When the Covid-19 pandemic first entered Rwanda in early 2020, the government responded swiftly with a raft of control measures including total lockdowns.
The limitation of movement directives, while necessary for public health, caused nearly all physical facilities, except financial institutions, to shut down, leading to widespread fear of a collapse of most remittance services.
However, WorldRemit’s unique value proposition of safe and reliable fully-digital cross border money transferring service stood out to bridge the gap through our leading mobile to mobile transfer platform, which ensured that Rwandans living abroad – like Gertrude Mukamusoni – were able to send money to their families at home.
Ms Mukamusoniwho has been living in the United States since 2016 after winning the green card lottery, has been a key pillar for her family in Gatsibo, a district in Rwanda’s Eastern Province, to whom she regularly sends money for upkeep and development.
Over the past five years, Ms Mukamusoni had tried different money transfer options, eventually choosing WorldRemit as her preferred global payment service provider, precisely for the app’s ability to send funds directly to mobile money wallets in Rwanda, but also for its fast, safe and secure delivery.
Indeed, Rwanda is one of the countries where WorldRemit pioneered its leading mobile-money transfer services, which rapidly took off thanks to the country’s accelerated mobile phone adoption.
With 107 cellular subscriptions for every 100 people, it is no wonder then that the value of funds transferred via mobile money grew by 450% in the first four months of the pandemic2.
A state directive to temporarily suspend transaction charges further increased activity in the mobile money transfer space, with the number of unique subscribers sending money virtually doubled to 1.2 million within a week of the first lockdown.

[Data for document layout analysis]
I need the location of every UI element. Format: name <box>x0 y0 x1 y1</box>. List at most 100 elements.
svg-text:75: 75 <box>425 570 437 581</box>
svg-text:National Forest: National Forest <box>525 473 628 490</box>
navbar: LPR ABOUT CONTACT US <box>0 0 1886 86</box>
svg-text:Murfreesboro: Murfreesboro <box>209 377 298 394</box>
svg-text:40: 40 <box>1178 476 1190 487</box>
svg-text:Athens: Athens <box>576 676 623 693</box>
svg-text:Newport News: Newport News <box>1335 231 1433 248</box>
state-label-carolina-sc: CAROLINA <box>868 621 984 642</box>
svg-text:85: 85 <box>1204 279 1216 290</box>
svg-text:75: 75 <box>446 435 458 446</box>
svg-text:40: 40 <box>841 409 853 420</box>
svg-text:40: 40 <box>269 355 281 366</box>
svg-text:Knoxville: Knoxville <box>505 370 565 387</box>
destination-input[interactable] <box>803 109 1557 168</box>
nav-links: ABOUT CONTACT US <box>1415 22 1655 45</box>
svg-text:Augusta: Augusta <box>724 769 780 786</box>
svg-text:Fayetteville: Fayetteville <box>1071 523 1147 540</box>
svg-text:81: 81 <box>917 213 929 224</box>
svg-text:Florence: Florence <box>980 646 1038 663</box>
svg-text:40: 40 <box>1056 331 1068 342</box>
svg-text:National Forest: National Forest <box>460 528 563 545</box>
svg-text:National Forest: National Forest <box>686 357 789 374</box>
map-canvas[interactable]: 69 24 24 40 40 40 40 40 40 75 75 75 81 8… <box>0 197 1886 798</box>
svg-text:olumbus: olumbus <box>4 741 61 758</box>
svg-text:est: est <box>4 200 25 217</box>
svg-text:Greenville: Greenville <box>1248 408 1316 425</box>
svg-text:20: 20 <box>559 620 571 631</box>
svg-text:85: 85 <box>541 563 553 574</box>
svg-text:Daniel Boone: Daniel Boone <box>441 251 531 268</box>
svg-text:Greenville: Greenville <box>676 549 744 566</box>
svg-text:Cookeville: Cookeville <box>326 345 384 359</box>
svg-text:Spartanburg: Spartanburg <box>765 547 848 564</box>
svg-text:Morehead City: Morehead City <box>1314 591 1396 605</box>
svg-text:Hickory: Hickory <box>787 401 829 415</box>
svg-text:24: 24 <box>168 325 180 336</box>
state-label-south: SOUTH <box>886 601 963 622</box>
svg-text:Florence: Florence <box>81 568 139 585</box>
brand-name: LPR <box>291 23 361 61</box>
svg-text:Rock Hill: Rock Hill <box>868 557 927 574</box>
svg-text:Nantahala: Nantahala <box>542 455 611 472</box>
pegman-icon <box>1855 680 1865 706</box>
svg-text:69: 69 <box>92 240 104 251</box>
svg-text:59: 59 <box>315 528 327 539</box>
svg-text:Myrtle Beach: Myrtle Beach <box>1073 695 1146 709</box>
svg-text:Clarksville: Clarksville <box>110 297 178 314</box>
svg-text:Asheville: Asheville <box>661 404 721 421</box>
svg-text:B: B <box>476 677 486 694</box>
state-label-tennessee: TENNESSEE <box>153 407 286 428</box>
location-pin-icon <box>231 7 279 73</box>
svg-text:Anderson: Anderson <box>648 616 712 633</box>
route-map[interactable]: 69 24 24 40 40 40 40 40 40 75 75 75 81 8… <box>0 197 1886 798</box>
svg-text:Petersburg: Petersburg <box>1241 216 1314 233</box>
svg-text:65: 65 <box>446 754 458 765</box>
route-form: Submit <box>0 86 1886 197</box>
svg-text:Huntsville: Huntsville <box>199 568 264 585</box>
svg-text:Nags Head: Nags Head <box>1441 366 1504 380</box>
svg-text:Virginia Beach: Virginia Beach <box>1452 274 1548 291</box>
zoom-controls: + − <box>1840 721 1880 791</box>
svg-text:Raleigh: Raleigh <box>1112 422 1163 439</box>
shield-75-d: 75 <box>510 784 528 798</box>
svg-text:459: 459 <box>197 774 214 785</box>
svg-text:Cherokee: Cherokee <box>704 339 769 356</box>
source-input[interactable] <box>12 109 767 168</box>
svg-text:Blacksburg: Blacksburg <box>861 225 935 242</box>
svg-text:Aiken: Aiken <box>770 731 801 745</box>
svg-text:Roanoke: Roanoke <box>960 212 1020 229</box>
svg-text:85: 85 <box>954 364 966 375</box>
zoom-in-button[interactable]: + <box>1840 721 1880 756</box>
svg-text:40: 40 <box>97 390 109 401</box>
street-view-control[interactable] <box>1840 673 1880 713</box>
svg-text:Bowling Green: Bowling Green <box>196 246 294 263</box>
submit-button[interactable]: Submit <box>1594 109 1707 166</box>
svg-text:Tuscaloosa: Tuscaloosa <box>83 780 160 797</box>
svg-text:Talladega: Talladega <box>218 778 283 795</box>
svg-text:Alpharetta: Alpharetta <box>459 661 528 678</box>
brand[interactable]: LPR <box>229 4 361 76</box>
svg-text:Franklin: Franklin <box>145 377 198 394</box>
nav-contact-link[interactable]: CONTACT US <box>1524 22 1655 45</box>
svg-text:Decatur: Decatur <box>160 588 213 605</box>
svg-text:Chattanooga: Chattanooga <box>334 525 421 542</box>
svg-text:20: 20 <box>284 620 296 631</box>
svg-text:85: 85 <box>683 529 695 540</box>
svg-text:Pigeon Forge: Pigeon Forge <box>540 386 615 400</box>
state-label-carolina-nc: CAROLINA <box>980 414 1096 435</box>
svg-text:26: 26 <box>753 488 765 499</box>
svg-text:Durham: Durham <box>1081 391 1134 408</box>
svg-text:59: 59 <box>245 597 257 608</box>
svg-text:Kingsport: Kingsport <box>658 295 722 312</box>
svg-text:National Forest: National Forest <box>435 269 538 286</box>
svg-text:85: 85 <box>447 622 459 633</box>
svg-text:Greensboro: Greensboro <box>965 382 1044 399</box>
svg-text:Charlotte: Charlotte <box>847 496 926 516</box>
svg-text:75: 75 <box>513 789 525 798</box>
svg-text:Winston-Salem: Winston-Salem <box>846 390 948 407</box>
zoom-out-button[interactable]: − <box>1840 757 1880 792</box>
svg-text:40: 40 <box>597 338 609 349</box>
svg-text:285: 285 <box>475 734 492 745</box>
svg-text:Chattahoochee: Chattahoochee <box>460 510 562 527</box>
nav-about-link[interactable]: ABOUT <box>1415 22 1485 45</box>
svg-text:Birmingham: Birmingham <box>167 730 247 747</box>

Task statement:
Carry on the text about money transfers to Rwanda during the Covid-19 pandemic from the point where it stops. The records are drawn from a different source than the text.

Exercise result:
At WorldRemit, we also took the initiative to alleviate the situation further by reducing and sometimes even temporarily scrapping transaction charges for our international remittance services. These reduced prices have been sustained even as the COVID situation improves, as research shows that on average WorldRemit transactions are 25% more affordable than the marketplace,4 contributing to an affordable remittance space, a precursor to financial inclusion in developing countries.
Financial inclusion, as per the World Bank, means that individuals have access to useful and affordable financial products and services that meet their needs ranging from transactions, payments, savings, credit and insurance, among others. A recent Finscope study showed that 93% of Rwandans have been financially included since 2020 against a target of 95% by 2024.
From our perspective, the 95% target is achievable through the joint participation of all stakeholders, whether it be our business partners in telecommunication or in banking.
Fortunately, we work in an ecosystem of like-minded institutions, and together, we are actively working on developing technologies that will reduce the number of obstacles currently existing in a transaction’s lifecycle to effectively bring down the transaction charges.
In a world still going through a health crisis where most households are living on tight budgets, WorldRemit is expanding financial access options for the communities we serve, with the goal of keeping more money in the pockets of our valued customers through innovative, safe and secure technology.